Exercise requirements. Repeat the material below exactly, line for line.

(Figure record extracts)
↓↓↓
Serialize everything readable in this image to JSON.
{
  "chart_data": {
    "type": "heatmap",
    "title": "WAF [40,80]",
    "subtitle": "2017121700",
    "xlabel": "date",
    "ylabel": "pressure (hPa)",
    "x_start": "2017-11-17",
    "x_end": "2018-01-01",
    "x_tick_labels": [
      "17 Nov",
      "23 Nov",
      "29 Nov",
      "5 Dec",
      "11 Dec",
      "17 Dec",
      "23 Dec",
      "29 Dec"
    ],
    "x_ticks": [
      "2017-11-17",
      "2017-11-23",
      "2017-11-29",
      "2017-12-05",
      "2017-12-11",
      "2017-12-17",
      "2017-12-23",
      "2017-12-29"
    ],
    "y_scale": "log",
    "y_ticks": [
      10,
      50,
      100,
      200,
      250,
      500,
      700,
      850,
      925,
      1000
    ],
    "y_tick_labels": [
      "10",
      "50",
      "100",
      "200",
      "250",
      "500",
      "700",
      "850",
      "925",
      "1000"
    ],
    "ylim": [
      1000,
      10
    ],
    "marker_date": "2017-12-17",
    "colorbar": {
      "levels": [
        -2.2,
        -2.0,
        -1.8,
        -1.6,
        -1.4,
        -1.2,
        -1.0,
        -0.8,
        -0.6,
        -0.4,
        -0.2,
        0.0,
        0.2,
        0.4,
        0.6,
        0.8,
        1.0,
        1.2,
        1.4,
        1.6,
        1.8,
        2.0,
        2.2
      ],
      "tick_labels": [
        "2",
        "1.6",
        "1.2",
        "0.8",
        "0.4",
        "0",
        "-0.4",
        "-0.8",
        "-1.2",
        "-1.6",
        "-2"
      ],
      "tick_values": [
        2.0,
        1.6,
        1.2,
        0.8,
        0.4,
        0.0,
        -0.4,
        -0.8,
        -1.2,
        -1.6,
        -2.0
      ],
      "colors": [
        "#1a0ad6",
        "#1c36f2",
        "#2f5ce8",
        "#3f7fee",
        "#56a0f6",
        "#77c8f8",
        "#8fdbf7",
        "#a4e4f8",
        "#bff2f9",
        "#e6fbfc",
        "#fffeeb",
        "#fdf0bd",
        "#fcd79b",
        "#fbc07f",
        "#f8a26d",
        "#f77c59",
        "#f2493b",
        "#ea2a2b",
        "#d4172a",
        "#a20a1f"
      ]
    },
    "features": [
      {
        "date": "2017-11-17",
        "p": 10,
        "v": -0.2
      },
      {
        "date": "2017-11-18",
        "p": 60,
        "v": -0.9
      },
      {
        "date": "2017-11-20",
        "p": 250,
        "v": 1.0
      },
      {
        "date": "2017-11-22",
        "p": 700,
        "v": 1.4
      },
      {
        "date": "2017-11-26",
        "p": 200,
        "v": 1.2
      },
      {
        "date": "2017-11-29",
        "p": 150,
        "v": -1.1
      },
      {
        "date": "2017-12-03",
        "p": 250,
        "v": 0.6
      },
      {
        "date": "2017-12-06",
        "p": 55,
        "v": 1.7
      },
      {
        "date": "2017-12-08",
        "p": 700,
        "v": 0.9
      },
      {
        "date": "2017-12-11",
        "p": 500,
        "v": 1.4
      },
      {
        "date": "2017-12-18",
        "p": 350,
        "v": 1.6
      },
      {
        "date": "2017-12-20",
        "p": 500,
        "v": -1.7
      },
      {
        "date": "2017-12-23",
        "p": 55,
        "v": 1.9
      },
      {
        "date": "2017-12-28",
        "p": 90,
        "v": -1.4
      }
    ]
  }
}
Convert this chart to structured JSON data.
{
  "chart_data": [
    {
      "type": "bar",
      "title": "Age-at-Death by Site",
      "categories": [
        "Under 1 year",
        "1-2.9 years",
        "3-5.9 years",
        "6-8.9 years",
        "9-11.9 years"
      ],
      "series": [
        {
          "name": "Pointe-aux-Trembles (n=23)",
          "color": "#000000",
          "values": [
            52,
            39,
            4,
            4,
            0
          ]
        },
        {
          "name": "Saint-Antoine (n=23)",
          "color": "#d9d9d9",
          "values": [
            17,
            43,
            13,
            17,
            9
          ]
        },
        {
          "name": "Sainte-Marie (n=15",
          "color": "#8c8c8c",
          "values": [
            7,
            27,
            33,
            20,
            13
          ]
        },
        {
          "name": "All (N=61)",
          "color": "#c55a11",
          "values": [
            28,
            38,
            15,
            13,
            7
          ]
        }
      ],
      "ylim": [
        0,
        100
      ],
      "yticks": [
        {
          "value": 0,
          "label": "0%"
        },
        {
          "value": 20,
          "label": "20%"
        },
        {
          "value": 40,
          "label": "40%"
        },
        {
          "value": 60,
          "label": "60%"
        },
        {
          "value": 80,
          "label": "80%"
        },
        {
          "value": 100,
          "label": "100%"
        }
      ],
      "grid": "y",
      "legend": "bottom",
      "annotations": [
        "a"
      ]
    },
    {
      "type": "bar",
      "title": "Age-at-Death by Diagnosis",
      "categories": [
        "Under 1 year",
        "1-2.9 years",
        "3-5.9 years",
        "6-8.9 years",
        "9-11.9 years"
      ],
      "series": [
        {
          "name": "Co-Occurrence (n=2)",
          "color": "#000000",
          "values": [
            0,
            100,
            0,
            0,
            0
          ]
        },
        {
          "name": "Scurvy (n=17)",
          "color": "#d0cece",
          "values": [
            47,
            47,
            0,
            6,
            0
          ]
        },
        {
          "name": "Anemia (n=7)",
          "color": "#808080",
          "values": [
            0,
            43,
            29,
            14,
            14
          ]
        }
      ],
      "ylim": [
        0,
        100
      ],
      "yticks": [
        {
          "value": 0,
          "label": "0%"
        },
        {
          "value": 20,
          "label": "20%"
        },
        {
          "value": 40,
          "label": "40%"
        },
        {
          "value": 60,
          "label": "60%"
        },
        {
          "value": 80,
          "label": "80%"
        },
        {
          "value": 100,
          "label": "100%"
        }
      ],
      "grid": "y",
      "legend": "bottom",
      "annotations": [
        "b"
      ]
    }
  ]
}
↑↑↑
Task solution.
Serialize everything readable in this image to JSON.
{
  "chart_data": {
    "type": "heatmap",
    "title": "WAF [40,80]",
    "subtitle": "2017121700",
    "xlabel": "date",
    "ylabel": "pressure (hPa)",
    "x_start": "2017-11-17",
    "x_end": "2018-01-01",
    "x_tick_labels": [
      "17 Nov",
      "23 Nov",
      "29 Nov",
      "5 Dec",
      "11 Dec",
      "17 Dec",
      "23 Dec",
      "29 Dec"
    ],
    "x_ticks": [
      "2017-11-17",
      "2017-11-23",
      "2017-11-29",
      "2017-12-05",
      "2017-12-11",
      "2017-12-17",
      "2017-12-23",
      "2017-12-29"
    ],
    "y_scale": "log",
    "y_ticks": [
      10,
      50,
      100,
      200,
      250,
      500,
      700,
      850,
      925,
      1000
    ],
    "y_tick_labels": [
      "10",
      "50",
      "100",
      "200",
      "250",
      "500",
      "700",
      "850",
      "925",
      "1000"
    ],
    "ylim": [
      1000,
      10
    ],
    "marker_date": "2017-12-17",
    "colorbar": {
      "levels": [
        -2.2,
        -2.0,
        -1.8,
        -1.6,
        -1.4,
        -1.2,
        -1.0,
        -0.8,
        -0.6,
        -0.4,
        -0.2,
        0.0,
        0.2,
        0.4,
        0.6,
        0.8,
        1.0,
        1.2,
        1.4,
        1.6,
        1.8,
        2.0,
        2.2
      ],
      "tick_labels": [
        "2",
        "1.6",
        "1.2",
        "0.8",
        "0.4",
        "0",
        "-0.4",
        "-0.8",
        "-1.2",
        "-1.6",
        "-2"
      ],
      "tick_values": [
        2.0,
        1.6,
        1.2,
        0.8,
        0.4,
        0.0,
        -0.4,
        -0.8,
        -1.2,
        -1.6,
        -2.0
      ],
      "colors": [
        "#1a0ad6",
        "#1c36f2",
        "#2f5ce8",
        "#3f7fee",
        "#56a0f6",
        "#77c8f8",
        "#8fdbf7",
        "#a4e4f8",
        "#bff2f9",
        "#e6fbfc",
        "#fffeeb",
        "#fdf0bd",
        "#fcd79b",
        "#fbc07f",
        "#f8a26d",
        "#f77c59",
        "#f2493b",
        "#ea2a2b",
        "#d4172a",
        "#a20a1f"
      ]
    },
    "features": [
      {
        "date": "2017-11-17",
        "p": 10,
        "v": -0.2
      },
      {
        "date": "2017-11-18",
        "p": 60,
        "v": -0.9
      },
      {
        "date": "2017-11-20",
        "p": 250,
        "v": 1.0
      },
      {
        "date": "2017-11-22",
        "p": 700,
        "v": 1.4
      },
      {
        "date": "2017-11-26",
        "p": 200,
        "v": 1.2
      },
      {
        "date": "2017-11-29",
        "p": 150,
        "v": -1.1
      },
      {
        "date": "2017-12-03",
        "p": 250,
        "v": 0.6
      },
      {
        "date": "2017-12-06",
        "p": 55,
        "v": 1.7
      },
      {
        "date": "2017-12-08",
        "p": 700,
        "v": 0.9
      },
      {
        "date": "2017-12-11",
        "p": 500,
        "v": 1.4
      },
      {
        "date": "2017-12-18",
        "p": 350,
        "v": 1.6
      },
      {
        "date": "2017-12-20",
        "p": 500,
        "v": -1.7
      },
      {
        "date": "2017-12-23",
        "p": 55,
        "v": 1.9
      },
      {
        "date": "2017-12-28",
        "p": 90,
        "v": -1.4
      }
    ]
  }
}
Convert this chart to structured JSON data.
{
  "chart_data": [
    {
      "type": "bar",
      "title": "Age-at-Death by Site",
      "categories": [
        "Under 1 year",
        "1-2.9 years",
        "3-5.9 years",
        "6-8.9 years",
        "9-11.9 years"
      ],
      "series": [
        {
          "name": "Pointe-aux-Trembles (n=23)",
          "color": "#000000",
          "values": [
            52,
            39,
            4,
            4,
            0
          ]
        },
        {
          "name": "Saint-Antoine (n=23)",
          "color": "#d9d9d9",
          "values": [
            17,
            43,
            13,
            17,
            9
          ]
        },
        {
          "name": "Sainte-Marie (n=15",
          "color": "#8c8c8c",
          "values": [
            7,
            27,
            33,
            20,
            13
          ]
        },
        {
          "name": "All (N=61)",
          "color": "#c55a11",
          "values": [
            28,
            38,
            15,
            13,
            7
          ]
        }
      ],
      "ylim": [
        0,
        100
      ],
      "yticks": [
        {
          "value": 0,
          "label": "0%"
        },
        {
          "value": 20,
          "label": "20%"
        },
        {
          "value": 40,
          "label": "40%"
        },
        {
          "value": 60,
          "label": "60%"
        },
        {
          "value": 80,
          "label": "80%"
        },
        {
          "value": 100,
          "label": "100%"
        }
      ],
      "grid": "y",
      "legend": "bottom",
      "annotations": [
        "a"
      ]
    },
    {
      "type": "bar",
      "title": "Age-at-Death by Diagnosis",
      "categories": [
        "Under 1 year",
        "1-2.9 years",
        "3-5.9 years",
        "6-8.9 years",
        "9-11.9 years"
      ],
      "series": [
        {
          "name": "Co-Occurrence (n=2)",
          "color": "#000000",
          "values": [
            0,
            100,
            0,
            0,
            0
          ]
        },
        {
          "name": "Scurvy (n=17)",
          "color": "#d0cece",
          "values": [
            47,
            47,
            0,
            6,
            0
          ]
        },
        {
          "name": "Anemia (n=7)",
          "color": "#808080",
          "values": [
            0,
            43,
            29,
            14,
            14
          ]
        }
      ],
      "ylim": [
        0,
        100
      ],
      "yticks": [
        {
          "value": 0,
          "label": "0%"
        },
        {
          "value": 20,
          "label": "20%"
        },
        {
          "value": 40,
          "label": "40%"
        },
        {
          "value": 60,
          "label": "60%"
        },
        {
          "value": 80,
          "label": "80%"
        },
        {
          "value": 100,
          "label": "100%"
        }
      ],
      "grid": "y",
      "legend": "bottom",
      "annotations": [
        "b"
      ]
    }
  ]
}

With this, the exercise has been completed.